Given exercise:
Copy the records below exactly as they are written.

Supplied entries:
==================================================
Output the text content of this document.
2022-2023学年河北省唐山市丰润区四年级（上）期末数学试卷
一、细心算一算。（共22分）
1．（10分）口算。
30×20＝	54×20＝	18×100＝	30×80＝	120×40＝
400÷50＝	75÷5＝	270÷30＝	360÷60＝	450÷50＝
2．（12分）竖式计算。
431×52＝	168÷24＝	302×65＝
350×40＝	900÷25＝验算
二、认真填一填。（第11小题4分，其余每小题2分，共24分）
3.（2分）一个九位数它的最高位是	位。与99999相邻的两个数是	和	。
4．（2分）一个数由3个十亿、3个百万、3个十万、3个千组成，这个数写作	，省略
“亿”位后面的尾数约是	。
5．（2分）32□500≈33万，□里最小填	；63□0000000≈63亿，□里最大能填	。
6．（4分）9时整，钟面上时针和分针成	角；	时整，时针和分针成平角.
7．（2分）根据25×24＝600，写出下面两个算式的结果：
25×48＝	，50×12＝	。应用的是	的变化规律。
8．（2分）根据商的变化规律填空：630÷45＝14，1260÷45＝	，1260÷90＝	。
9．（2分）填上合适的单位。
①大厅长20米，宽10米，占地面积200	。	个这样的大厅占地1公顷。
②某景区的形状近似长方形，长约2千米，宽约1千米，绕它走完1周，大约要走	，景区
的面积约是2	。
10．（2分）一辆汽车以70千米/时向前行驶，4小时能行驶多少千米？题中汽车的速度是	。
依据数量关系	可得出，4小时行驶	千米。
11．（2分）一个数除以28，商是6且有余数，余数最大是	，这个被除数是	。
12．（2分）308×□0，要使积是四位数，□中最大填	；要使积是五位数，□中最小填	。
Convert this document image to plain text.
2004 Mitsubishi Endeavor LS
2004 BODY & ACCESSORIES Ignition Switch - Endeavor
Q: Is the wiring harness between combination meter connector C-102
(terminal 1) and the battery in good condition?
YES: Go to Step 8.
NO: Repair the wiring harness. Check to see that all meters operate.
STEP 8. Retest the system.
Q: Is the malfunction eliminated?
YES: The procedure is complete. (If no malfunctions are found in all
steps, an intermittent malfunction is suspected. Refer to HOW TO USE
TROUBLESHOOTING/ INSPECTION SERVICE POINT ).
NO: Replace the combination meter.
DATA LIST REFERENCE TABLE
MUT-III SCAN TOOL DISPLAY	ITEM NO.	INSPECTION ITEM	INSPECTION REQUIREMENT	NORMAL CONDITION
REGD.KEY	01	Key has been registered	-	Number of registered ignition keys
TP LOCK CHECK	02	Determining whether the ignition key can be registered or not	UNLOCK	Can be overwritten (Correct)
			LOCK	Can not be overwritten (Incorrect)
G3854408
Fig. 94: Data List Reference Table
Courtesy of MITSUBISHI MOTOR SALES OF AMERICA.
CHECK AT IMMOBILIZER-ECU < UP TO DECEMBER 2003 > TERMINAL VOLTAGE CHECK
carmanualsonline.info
==================================================
Solution to this problem:
Output the text content of this document.
2022-2023学年河北省唐山市丰润区四年级（上）期末数学试卷
一、细心算一算。（共22分）
1．（10分）口算。
30×20＝	54×20＝	18×100＝	30×80＝	120×40＝
400÷50＝	75÷5＝	270÷30＝	360÷60＝	450÷50＝
2．（12分）竖式计算。
431×52＝	168÷24＝	302×65＝
350×40＝	900÷25＝验算
二、认真填一填。（第11小题4分，其余每小题2分，共24分）
3.（2分）一个九位数它的最高位是	位。与99999相邻的两个数是	和	。
4．（2分）一个数由3个十亿、3个百万、3个十万、3个千组成，这个数写作	，省略
“亿”位后面的尾数约是	。
5．（2分）32□500≈33万，□里最小填	；63□0000000≈63亿，□里最大能填	。
6．（4分）9时整，钟面上时针和分针成	角；	时整，时针和分针成平角.
7．（2分）根据25×24＝600，写出下面两个算式的结果：
25×48＝	，50×12＝	。应用的是	的变化规律。
8．（2分）根据商的变化规律填空：630÷45＝14，1260÷45＝	，1260÷90＝	。
9．（2分）填上合适的单位。
①大厅长20米，宽10米，占地面积200	。	个这样的大厅占地1公顷。
②某景区的形状近似长方形，长约2千米，宽约1千米，绕它走完1周，大约要走	，景区
的面积约是2	。
10．（2分）一辆汽车以70千米/时向前行驶，4小时能行驶多少千米？题中汽车的速度是	。
依据数量关系	可得出，4小时行驶	千米。
11．（2分）一个数除以28，商是6且有余数，余数最大是	，这个被除数是	。
12．（2分）308×□0，要使积是四位数，□中最大填	；要使积是五位数，□中最小填	。
Convert this document image to plain text.
2004 Mitsubishi Endeavor LS
2004 BODY & ACCESSORIES Ignition Switch - Endeavor
Q: Is the wiring harness between combination meter connector C-102
(terminal 1) and the battery in good condition?
YES: Go to Step 8.
NO: Repair the wiring harness. Check to see that all meters operate.
STEP 8. Retest the system.
Q: Is the malfunction eliminated?
YES: The procedure is complete. (If no malfunctions are found in all
steps, an intermittent malfunction is suspected. Refer to HOW TO USE
TROUBLESHOOTING/ INSPECTION SERVICE POINT ).
NO: Replace the combination meter.
DATA LIST REFERENCE TABLE
MUT-III SCAN TOOL DISPLAY	ITEM NO.	INSPECTION ITEM	INSPECTION REQUIREMENT	NORMAL CONDITION
REGD.KEY	01	Key has been registered	-	Number of registered ignition keys
TP LOCK CHECK	02	Determining whether the ignition key can be registered or not	UNLOCK	Can be overwritten (Correct)
			LOCK	Can not be overwritten (Incorrect)
G3854408
Fig. 94: Data List Reference Table
Courtesy of MITSUBISHI MOTOR SALES OF AMERICA.
CHECK AT IMMOBILIZER-ECU < UP TO DECEMBER 2003 > TERMINAL VOLTAGE CHECK
carmanualsonline.info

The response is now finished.